**Supplied records**.
— BEGIN —

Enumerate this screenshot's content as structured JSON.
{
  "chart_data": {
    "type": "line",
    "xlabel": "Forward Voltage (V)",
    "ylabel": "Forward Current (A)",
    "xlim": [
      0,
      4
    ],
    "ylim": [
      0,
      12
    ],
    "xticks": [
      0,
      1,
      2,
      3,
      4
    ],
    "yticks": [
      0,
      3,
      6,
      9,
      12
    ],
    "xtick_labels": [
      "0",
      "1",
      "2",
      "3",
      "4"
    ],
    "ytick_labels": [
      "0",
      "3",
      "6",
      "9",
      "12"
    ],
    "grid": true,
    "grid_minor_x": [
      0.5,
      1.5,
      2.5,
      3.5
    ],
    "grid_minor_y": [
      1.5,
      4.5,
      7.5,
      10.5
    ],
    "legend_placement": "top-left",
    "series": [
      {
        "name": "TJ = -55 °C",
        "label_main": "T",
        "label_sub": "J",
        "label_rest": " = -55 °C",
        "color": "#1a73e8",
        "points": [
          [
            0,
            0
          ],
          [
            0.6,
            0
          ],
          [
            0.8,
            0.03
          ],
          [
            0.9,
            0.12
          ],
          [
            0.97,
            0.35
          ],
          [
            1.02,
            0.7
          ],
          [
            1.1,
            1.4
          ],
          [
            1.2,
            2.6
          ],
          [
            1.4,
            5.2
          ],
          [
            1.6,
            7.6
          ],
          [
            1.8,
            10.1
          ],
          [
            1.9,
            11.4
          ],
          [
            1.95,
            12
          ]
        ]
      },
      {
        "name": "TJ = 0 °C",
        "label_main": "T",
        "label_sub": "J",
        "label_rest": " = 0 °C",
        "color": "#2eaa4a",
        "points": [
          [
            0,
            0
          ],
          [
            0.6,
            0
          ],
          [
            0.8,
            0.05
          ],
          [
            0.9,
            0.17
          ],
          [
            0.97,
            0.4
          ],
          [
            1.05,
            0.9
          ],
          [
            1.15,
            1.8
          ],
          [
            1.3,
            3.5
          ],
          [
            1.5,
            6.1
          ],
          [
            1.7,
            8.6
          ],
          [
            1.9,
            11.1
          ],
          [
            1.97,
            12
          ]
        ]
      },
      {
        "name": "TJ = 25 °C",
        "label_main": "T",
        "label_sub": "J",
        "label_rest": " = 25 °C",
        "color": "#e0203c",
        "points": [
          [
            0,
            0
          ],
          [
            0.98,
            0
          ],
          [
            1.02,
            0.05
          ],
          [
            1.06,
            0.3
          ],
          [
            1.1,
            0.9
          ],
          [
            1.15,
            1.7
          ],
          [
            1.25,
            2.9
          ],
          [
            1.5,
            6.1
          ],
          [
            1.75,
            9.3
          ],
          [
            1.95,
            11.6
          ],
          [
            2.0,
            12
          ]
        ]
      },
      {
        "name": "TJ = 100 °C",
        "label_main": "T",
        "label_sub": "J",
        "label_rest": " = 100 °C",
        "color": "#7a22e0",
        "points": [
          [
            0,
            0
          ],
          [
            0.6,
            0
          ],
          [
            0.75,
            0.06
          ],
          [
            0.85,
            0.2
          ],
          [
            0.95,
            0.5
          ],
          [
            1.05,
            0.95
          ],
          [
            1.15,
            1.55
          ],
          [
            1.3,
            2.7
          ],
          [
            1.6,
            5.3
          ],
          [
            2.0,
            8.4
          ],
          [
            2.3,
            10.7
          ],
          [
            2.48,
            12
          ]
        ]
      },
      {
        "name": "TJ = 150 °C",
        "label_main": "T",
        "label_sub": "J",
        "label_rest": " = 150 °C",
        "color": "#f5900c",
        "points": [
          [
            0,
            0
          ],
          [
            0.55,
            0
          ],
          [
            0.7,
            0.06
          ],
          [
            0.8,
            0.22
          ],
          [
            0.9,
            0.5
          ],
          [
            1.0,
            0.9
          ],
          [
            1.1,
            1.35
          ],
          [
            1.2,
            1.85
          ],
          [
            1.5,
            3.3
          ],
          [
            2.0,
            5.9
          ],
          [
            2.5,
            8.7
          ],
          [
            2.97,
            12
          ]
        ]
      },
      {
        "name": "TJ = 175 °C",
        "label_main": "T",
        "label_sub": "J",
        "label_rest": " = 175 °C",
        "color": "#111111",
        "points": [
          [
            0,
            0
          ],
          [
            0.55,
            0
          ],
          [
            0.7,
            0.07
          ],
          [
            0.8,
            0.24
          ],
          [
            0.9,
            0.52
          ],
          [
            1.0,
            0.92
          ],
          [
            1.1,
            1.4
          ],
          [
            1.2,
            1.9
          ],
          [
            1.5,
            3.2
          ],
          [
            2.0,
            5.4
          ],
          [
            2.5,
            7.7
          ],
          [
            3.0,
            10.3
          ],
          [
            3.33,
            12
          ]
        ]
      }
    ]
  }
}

— END —

**The task**. Transcribe every entry word for word.

**Expected answer**.
Enumerate this screenshot's content as structured JSON.
{
  "chart_data": {
    "type": "line",
    "xlabel": "Forward Voltage (V)",
    "ylabel": "Forward Current (A)",
    "xlim": [
      0,
      4
    ],
    "ylim": [
      0,
      12
    ],
    "xticks": [
      0,
      1,
      2,
      3,
      4
    ],
    "yticks": [
      0,
      3,
      6,
      9,
      12
    ],
    "xtick_labels": [
      "0",
      "1",
      "2",
      "3",
      "4"
    ],
    "ytick_labels": [
      "0",
      "3",
      "6",
      "9",
      "12"
    ],
    "grid": true,
    "grid_minor_x": [
      0.5,
      1.5,
      2.5,
      3.5
    ],
    "grid_minor_y": [
      1.5,
      4.5,
      7.5,
      10.5
    ],
    "legend_placement": "top-left",
    "series": [
      {
        "name": "TJ = -55 °C",
        "label_main": "T",
        "label_sub": "J",
        "label_rest": " = -55 °C",
        "color": "#1a73e8",
        "points": [
          [
            0,
            0
          ],
          [
            0.6,
            0
          ],
          [
            0.8,
            0.03
          ],
          [
            0.9,
            0.12
          ],
          [
            0.97,
            0.35
          ],
          [
            1.02,
            0.7
          ],
          [
            1.1,
            1.4
          ],
          [
            1.2,
            2.6
          ],
          [
            1.4,
            5.2
          ],
          [
            1.6,
            7.6
          ],
          [
            1.8,
            10.1
          ],
          [
            1.9,
            11.4
          ],
          [
            1.95,
            12
          ]
        ]
      },
      {
        "name": "TJ = 0 °C",
        "label_main": "T",
        "label_sub": "J",
        "label_rest": " = 0 °C",
        "color": "#2eaa4a",
        "points": [
          [
            0,
            0
          ],
          [
            0.6,
            0
          ],
          [
            0.8,
            0.05
          ],
          [
            0.9,
            0.17
          ],
          [
            0.97,
            0.4
          ],
          [
            1.05,
            0.9
          ],
          [
            1.15,
            1.8
          ],
          [
            1.3,
            3.5
          ],
          [
            1.5,
            6.1
          ],
          [
            1.7,
            8.6
          ],
          [
            1.9,
            11.1
          ],
          [
            1.97,
            12
          ]
        ]
      },
      {
        "name": "TJ = 25 °C",
        "label_main": "T",
        "label_sub": "J",
        "label_rest": " = 25 °C",
        "color": "#e0203c",
        "points": [
          [
            0,
            0
          ],
          [
            0.98,
            0
          ],
          [
            1.02,
            0.05
          ],
          [
            1.06,
            0.3
          ],
          [
            1.1,
            0.9
          ],
          [
            1.15,
            1.7
          ],
          [
            1.25,
            2.9
          ],
          [
            1.5,
            6.1
          ],
          [
            1.75,
            9.3
          ],
          [
            1.95,
            11.6
          ],
          [
            2.0,
            12
          ]
        ]
      },
      {
        "name": "TJ = 100 °C",
        "label_main": "T",
        "label_sub": "J",
        "label_rest": " = 100 °C",
        "color": "#7a22e0",
        "points": [
          [
            0,
            0
          ],
          [
            0.6,
            0
          ],
          [
            0.75,
            0.06
          ],
          [
            0.85,
            0.2
          ],
          [
            0.95,
            0.5
          ],
          [
            1.05,
            0.95
          ],
          [
            1.15,
            1.55
          ],
          [
            1.3,
            2.7
          ],
          [
            1.6,
            5.3
          ],
          [
            2.0,
            8.4
          ],
          [
            2.3,
            10.7
          ],
          [
            2.48,
            12
          ]
        ]
      },
      {
        "name": "TJ = 150 °C",
        "label_main": "T",
        "label_sub": "J",
        "label_rest": " = 150 °C",
        "color": "#f5900c",
        "points": [
          [
            0,
            0
          ],
          [
            0.55,
            0
          ],
          [
            0.7,
            0.06
          ],
          [
            0.8,
            0.22
          ],
          [
            0.9,
            0.5
          ],
          [
            1.0,
            0.9
          ],
          [
            1.1,
            1.35
          ],
          [
            1.2,
            1.85
          ],
          [
            1.5,
            3.3
          ],
          [
            2.0,
            5.9
          ],
          [
            2.5,
            8.7
          ],
          [
            2.97,
            12
          ]
        ]
      },
      {
        "name": "TJ = 175 °C",
        "label_main": "T",
        "label_sub": "J",
        "label_rest": " = 175 °C",
        "color": "#111111",
        "points": [
          [
            0,
            0
          ],
          [
            0.55,
            0
          ],
          [
            0.7,
            0.07
          ],
          [
            0.8,
            0.24
          ],
          [
            0.9,
            0.52
          ],
          [
            1.0,
            0.92
          ],
          [
            1.1,
            1.4
          ],
          [
            1.2,
            1.9
          ],
          [
            1.5,
            3.2
          ],
          [
            2.0,
            5.4
          ],
          [
            2.5,
            7.7
          ],
          [
            3.0,
            10.3
          ],
          [
            3.33,
            12
          ]
        ]
      }
    ]
  }
}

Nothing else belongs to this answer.